* Task statement: Extract the full listing below without altering a single character.

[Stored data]
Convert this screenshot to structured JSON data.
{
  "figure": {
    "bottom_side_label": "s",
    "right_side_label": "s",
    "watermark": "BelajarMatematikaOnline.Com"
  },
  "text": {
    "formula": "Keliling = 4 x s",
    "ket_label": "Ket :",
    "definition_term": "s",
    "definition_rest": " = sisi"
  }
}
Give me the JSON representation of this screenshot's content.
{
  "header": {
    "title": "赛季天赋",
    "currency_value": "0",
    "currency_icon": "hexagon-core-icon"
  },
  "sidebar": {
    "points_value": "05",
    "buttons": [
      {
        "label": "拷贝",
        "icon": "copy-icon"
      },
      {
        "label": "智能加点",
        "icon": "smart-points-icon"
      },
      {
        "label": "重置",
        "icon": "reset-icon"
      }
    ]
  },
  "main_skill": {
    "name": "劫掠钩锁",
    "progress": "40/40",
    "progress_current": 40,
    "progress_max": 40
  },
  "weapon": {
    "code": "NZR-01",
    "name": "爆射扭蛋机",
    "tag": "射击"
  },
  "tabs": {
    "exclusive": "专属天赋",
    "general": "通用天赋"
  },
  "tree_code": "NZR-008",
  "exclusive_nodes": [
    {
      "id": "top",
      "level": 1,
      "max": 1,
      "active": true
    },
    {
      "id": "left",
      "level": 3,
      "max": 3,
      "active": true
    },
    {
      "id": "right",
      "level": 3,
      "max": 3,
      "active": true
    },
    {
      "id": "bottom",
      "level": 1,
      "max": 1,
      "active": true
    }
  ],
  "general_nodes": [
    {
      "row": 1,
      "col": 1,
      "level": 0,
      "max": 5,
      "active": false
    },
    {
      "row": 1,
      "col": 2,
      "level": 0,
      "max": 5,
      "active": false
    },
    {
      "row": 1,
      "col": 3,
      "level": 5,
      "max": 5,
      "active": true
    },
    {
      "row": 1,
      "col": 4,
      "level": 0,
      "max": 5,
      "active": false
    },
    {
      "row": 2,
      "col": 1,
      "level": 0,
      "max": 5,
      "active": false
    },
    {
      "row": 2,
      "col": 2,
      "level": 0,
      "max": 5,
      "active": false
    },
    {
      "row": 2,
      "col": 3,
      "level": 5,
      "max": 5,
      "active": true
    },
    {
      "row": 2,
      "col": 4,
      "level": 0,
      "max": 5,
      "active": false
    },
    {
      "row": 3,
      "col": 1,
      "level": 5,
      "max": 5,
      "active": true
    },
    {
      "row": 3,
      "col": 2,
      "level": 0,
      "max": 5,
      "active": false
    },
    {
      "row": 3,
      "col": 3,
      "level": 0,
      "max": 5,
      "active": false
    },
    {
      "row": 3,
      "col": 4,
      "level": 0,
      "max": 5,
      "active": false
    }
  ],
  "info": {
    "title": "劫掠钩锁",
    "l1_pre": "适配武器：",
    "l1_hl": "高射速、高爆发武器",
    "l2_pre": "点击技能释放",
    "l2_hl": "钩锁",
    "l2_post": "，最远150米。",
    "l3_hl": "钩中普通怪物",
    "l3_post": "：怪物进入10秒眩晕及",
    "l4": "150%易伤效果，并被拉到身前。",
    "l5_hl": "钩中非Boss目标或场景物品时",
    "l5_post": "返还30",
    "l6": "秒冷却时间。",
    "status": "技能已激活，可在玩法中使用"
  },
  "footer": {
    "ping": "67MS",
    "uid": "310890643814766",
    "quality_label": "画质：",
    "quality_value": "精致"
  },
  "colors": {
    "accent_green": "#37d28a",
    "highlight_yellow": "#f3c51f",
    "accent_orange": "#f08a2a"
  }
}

* Solution to the exercise:
Convert this screenshot to structured JSON data.
{
  "figure": {
    "bottom_side_label": "s",
    "right_side_label": "s",
    "watermark": "BelajarMatematikaOnline.Com"
  },
  "text": {
    "formula": "Keliling = 4 x s",
    "ket_label": "Ket :",
    "definition_term": "s",
    "definition_rest": " = sisi"
  }
}
Give me the JSON representation of this screenshot's content.
{
  "header": {
    "title": "赛季天赋",
    "currency_value": "0",
    "currency_icon": "hexagon-core-icon"
  },
  "sidebar": {
    "points_value": "05",
    "buttons": [
      {
        "label": "拷贝",
        "icon": "copy-icon"
      },
      {
        "label": "智能加点",
        "icon": "smart-points-icon"
      },
      {
        "label": "重置",
        "icon": "reset-icon"
      }
    ]
  },
  "main_skill": {
    "name": "劫掠钩锁",
    "progress": "40/40",
    "progress_current": 40,
    "progress_max": 40
  },
  "weapon": {
    "code": "NZR-01",
    "name": "爆射扭蛋机",
    "tag": "射击"
  },
  "tabs": {
    "exclusive": "专属天赋",
    "general": "通用天赋"
  },
  "tree_code": "NZR-008",
  "exclusive_nodes": [
    {
      "id": "top",
      "level": 1,
      "max": 1,
      "active": true
    },
    {
      "id": "left",
      "level": 3,
      "max": 3,
      "active": true
    },
    {
      "id": "right",
      "level": 3,
      "max": 3,
      "active": true
    },
    {
      "id": "bottom",
      "level": 1,
      "max": 1,
      "active": true
    }
  ],
  "general_nodes": [
    {
      "row": 1,
      "col": 1,
      "level": 0,
      "max": 5,
      "active": false
    },
    {
      "row": 1,
      "col": 2,
      "level": 0,
      "max": 5,
      "active": false
    },
    {
      "row": 1,
      "col": 3,
      "level": 5,
      "max": 5,
      "active": true
    },
    {
      "row": 1,
      "col": 4,
      "level": 0,
      "max": 5,
      "active": false
    },
    {
      "row": 2,
      "col": 1,
      "level": 0,
      "max": 5,
      "active": false
    },
    {
      "row": 2,
      "col": 2,
      "level": 0,
      "max": 5,
      "active": false
    },
    {
      "row": 2,
      "col": 3,
      "level": 5,
      "max": 5,
      "active": true
    },
    {
      "row": 2,
      "col": 4,
      "level": 0,
      "max": 5,
      "active": false
    },
    {
      "row": 3,
      "col": 1,
      "level": 5,
      "max": 5,
      "active": true
    },
    {
      "row": 3,
      "col": 2,
      "level": 0,
      "max": 5,
      "active": false
    },
    {
      "row": 3,
      "col": 3,
      "level": 0,
      "max": 5,
      "active": false
    },
    {
      "row": 3,
      "col": 4,
      "level": 0,
      "max": 5,
      "active": false
    }
  ],
  "info": {
    "title": "劫掠钩锁",
    "l1_pre": "适配武器：",
    "l1_hl": "高射速、高爆发武器",
    "l2_pre": "点击技能释放",
    "l2_hl": "钩锁",
    "l2_post": "，最远150米。",
    "l3_hl": "钩中普通怪物",
    "l3_post": "：怪物进入10秒眩晕及",
    "l4": "150%易伤效果，并被拉到身前。",
    "l5_hl": "钩中非Boss目标或场景物品时",
    "l5_post": "返还30",
    "l6": "秒冷却时间。",
    "status": "技能已激活，可在玩法中使用"
  },
  "footer": {
    "ping": "67MS",
    "uid": "310890643814766",
    "quality_label": "画质：",
    "quality_value": "精致"
  },
  "colors": {
    "accent_green": "#37d28a",
    "highlight_yellow": "#f3c51f",
    "accent_orange": "#f08a2a"
  }
}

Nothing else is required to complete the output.